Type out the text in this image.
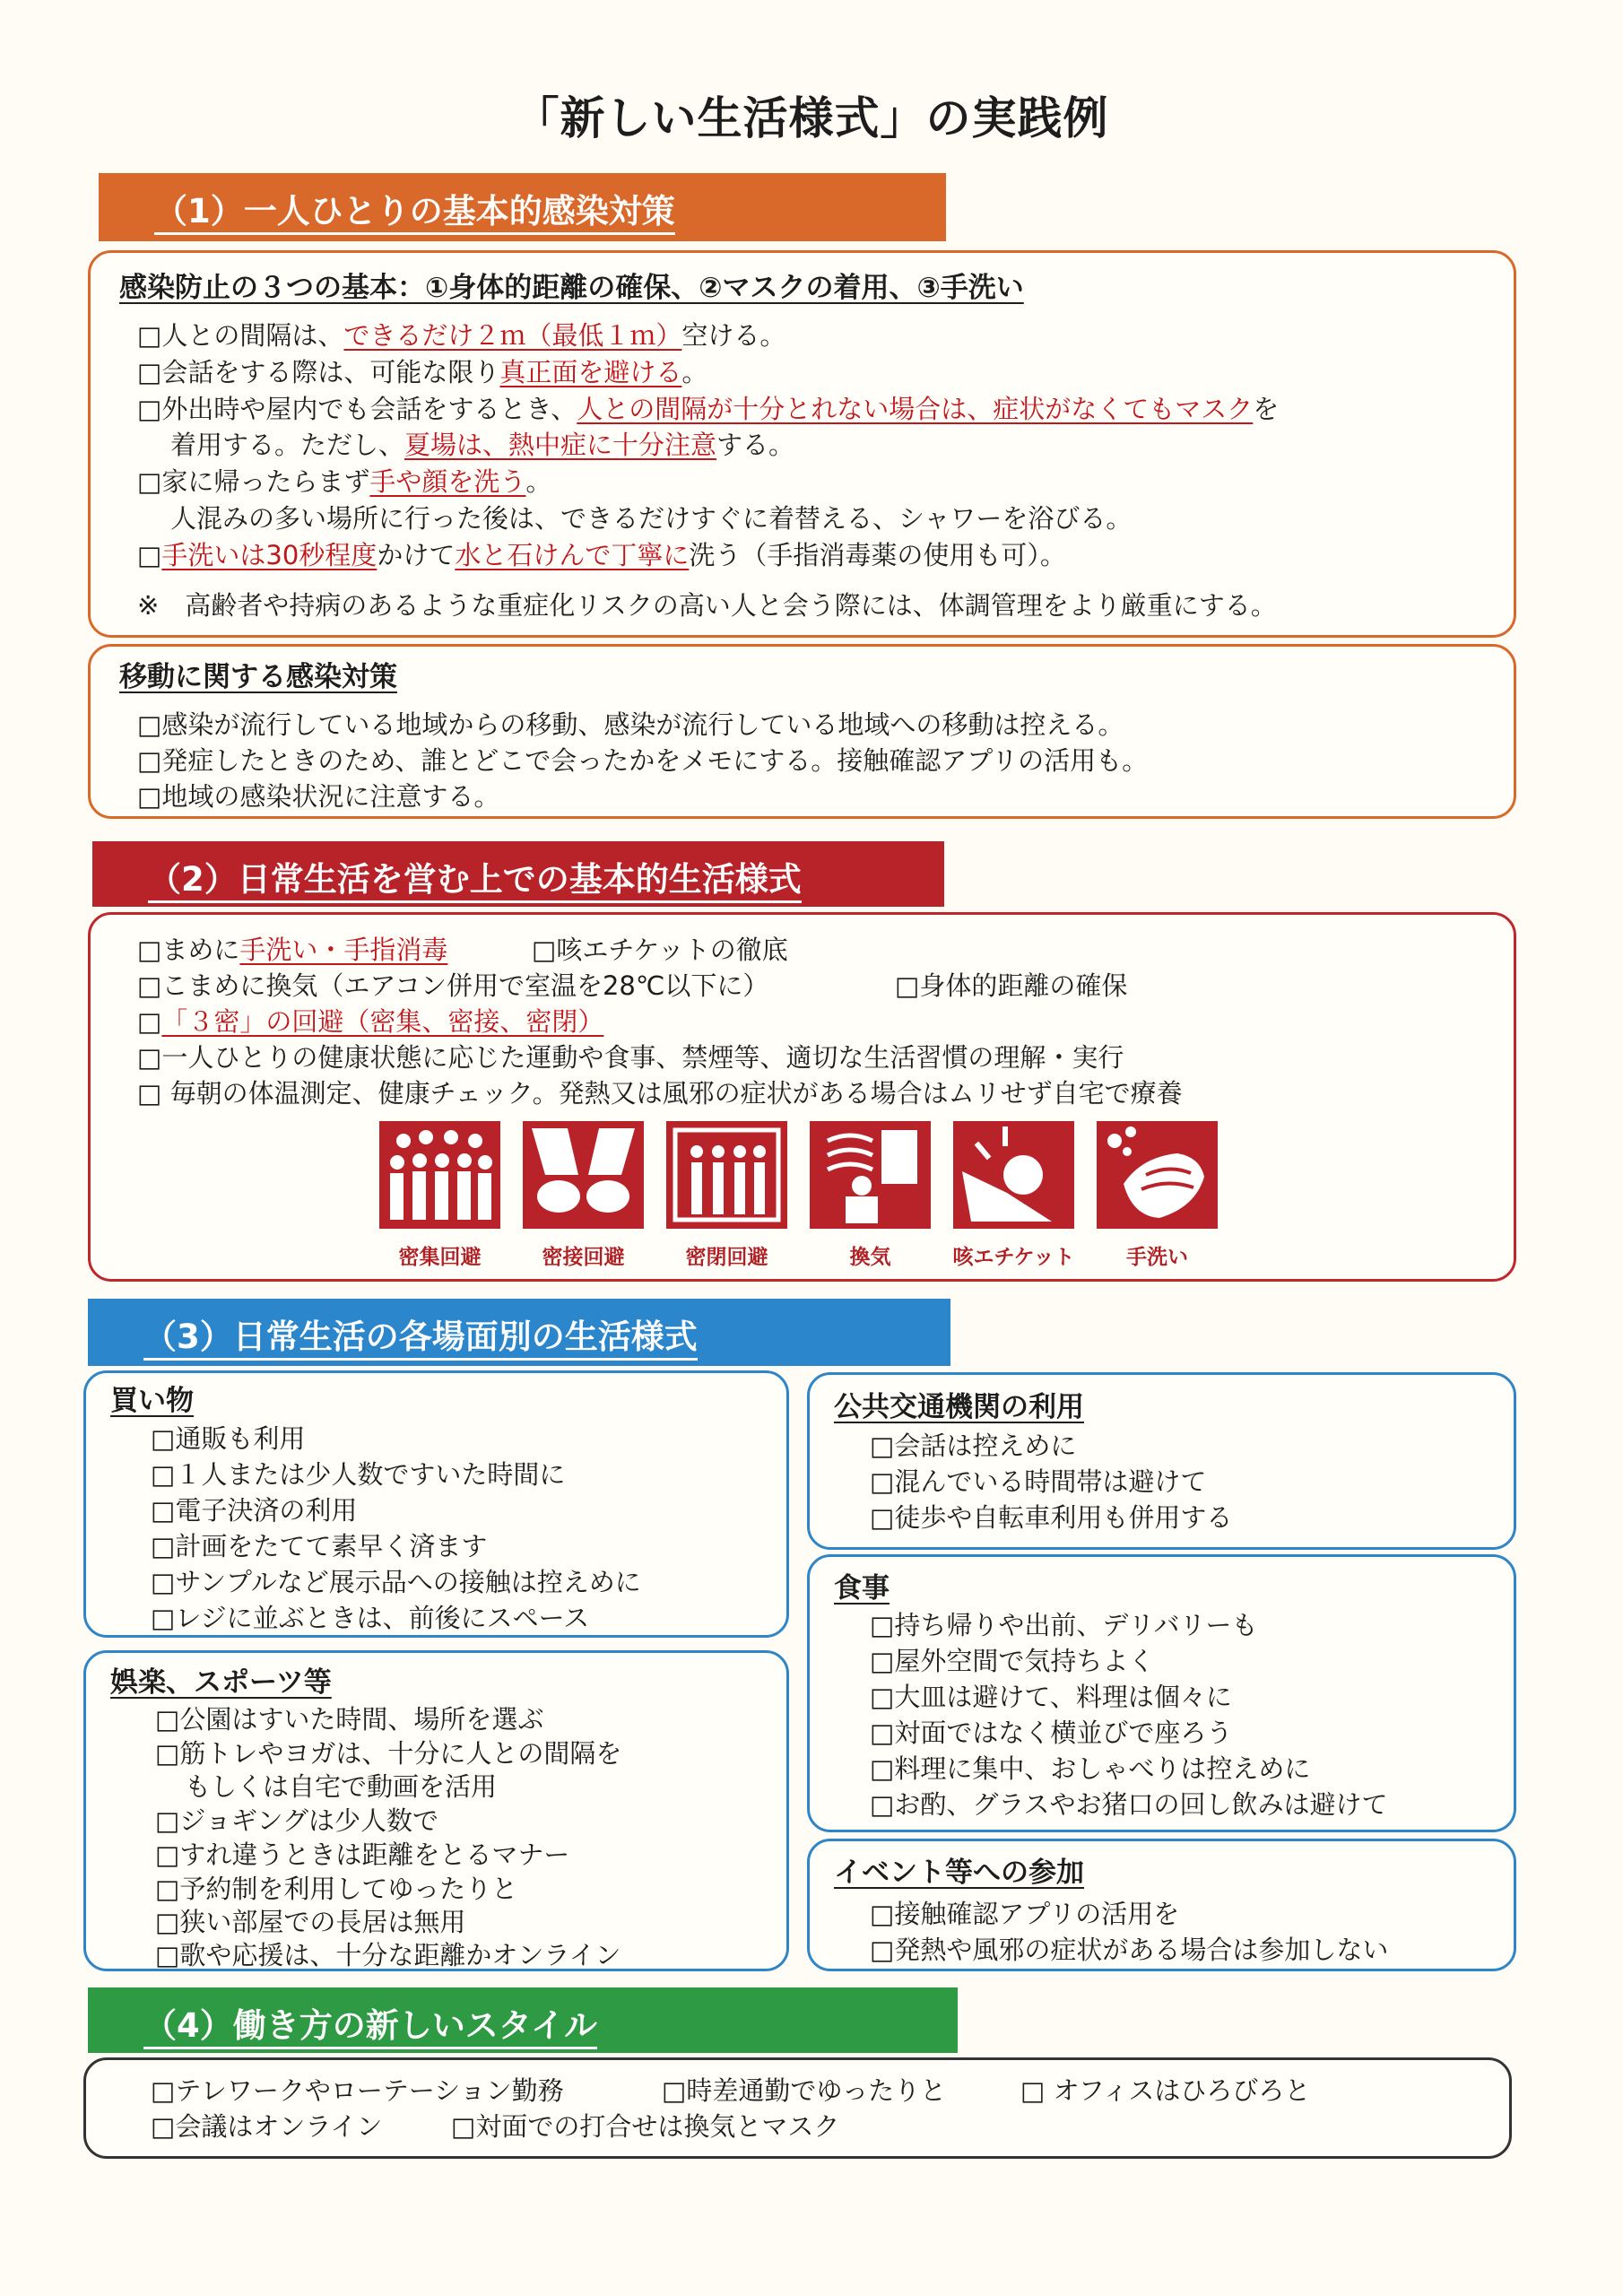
「新しい生活様式」の実践例
（1）一人ひとりの基本的感染対策
感染防止の３つの基本：①身体的距離の確保、②マスクの着用、③手洗い
□人との間隔は、できるだけ２ｍ（最低１ｍ）空ける。
□会話をする際は、可能な限り真正面を避ける。
□外出時や屋内でも会話をするとき、人との間隔が十分とれない場合は、症状がなくてもマスクを
着用する。ただし、夏場は、熱中症に十分注意する。
□家に帰ったらまず手や顔を洗う。
人混みの多い場所に行った後は、できるだけすぐに着替える、シャワーを浴びる。
□手洗いは30秒程度かけて水と石けんで丁寧に洗う（手指消毒薬の使用も可）。
※　高齢者や持病のあるような重症化リスクの高い人と会う際には、体調管理をより厳重にする。
移動に関する感染対策
□感染が流行している地域からの移動、感染が流行している地域への移動は控える。
□発症したときのため、誰とどこで会ったかをメモにする。接触確認アプリの活用も。
□地域の感染状況に注意する。
（2）日常生活を営む上での基本的生活様式
□まめに手洗い・手指消毒	□咳エチケットの徹底
□こまめに換気（エアコン併用で室温を28℃以下に）	□身体的距離の確保
□「３密」の回避（密集、密接、密閉）
□一人ひとりの健康状態に応じた運動や食事、禁煙等、適切な生活習慣の理解・実行
□ 毎朝の体温測定、健康チェック。発熱又は風邪の症状がある場合はムリせず自宅で療養
密集回避	密接回避	密閉回避	換気	咳エチケット	手洗い
（3）日常生活の各場面別の生活様式
買い物
□通販も利用
□１人または少人数ですいた時間に
□電子決済の利用
□計画をたてて素早く済ます
□サンプルなど展示品への接触は控えめに
□レジに並ぶときは、前後にスペース
娯楽、スポーツ等
□公園はすいた時間、場所を選ぶ
□筋トレやヨガは、十分に人との間隔を
もしくは自宅で動画を活用
□ジョギングは少人数で
□すれ違うときは距離をとるマナー
□予約制を利用してゆったりと
□狭い部屋での長居は無用
□歌や応援は、十分な距離かオンライン
公共交通機関の利用
□会話は控えめに
□混んでいる時間帯は避けて
□徒歩や自転車利用も併用する
食事
□持ち帰りや出前、デリバリーも
□屋外空間で気持ちよく
□大皿は避けて、料理は個々に
□対面ではなく横並びで座ろう
□料理に集中、おしゃべりは控えめに
□お酌、グラスやお猪口の回し飲みは避けて
イベント等への参加
□接触確認アプリの活用を
□発熱や風邪の症状がある場合は参加しない
（4）働き方の新しいスタイル
□テレワークやローテーション勤務	□時差通勤でゆったりと	□ オフィスはひろびろと
□会議はオンライン	□対面での打合せは換気とマスク
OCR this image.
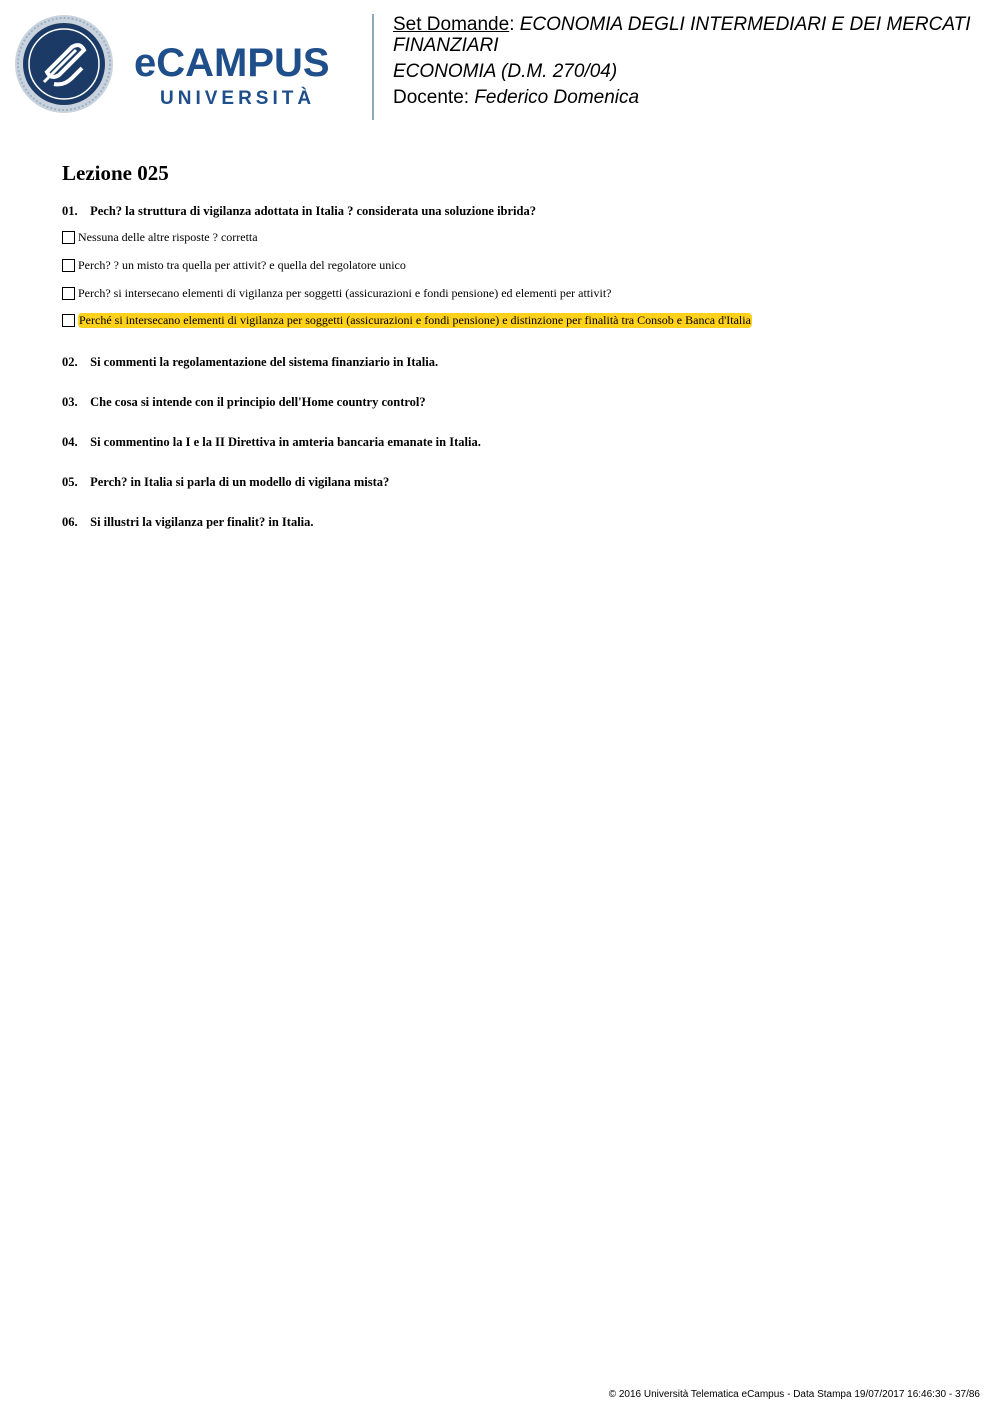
eCAMPUS
UNIVERSITÀ
Set Domande: ECONOMIA DEGLI INTERMEDIARI E DEI MERCATI FINANZIARI
ECONOMIA (D.M. 270/04)
Docente: Federico Domenica
Lezione 025
01. Pech? la struttura di vigilanza adottata in Italia ? considerata una soluzione ibrida?
Nessuna delle altre risposte ? corretta
Perch? ? un misto tra quella per attivit? e quella del regolatore unico
Perch? si intersecano elementi di vigilanza per soggetti (assicurazioni e fondi pensione) ed elementi per attivit?
Perché si intersecano elementi di vigilanza per soggetti (assicurazioni e fondi pensione) e distinzione per finalità tra Consob e Banca d'Italia
02. Si commenti la regolamentazione del sistema finanziario in Italia.
03. Che cosa si intende con il principio dell'Home country control?
04. Si commentino la I e la II Direttiva in amteria bancaria emanate in Italia.
05. Perch? in Italia si parla di un modello di vigilana mista?
06. Si illustri la vigilanza per finalit? in Italia.
© 2016 Università Telematica eCampus - Data Stampa 19/07/2017 16:46:30 - 37/86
************
Using the listing above, return all lines where the word "soggetti" occurs.

» **Task answer**:
Perch? si intersecano elementi di vigilanza per soggetti (assicurazioni e fondi pensione) ed elementi per attivit?
Perché si intersecano elementi di vigilanza per soggetti (assicurazioni e fondi pensione) e distinzione per finalità tra Consob e Banca d'Italia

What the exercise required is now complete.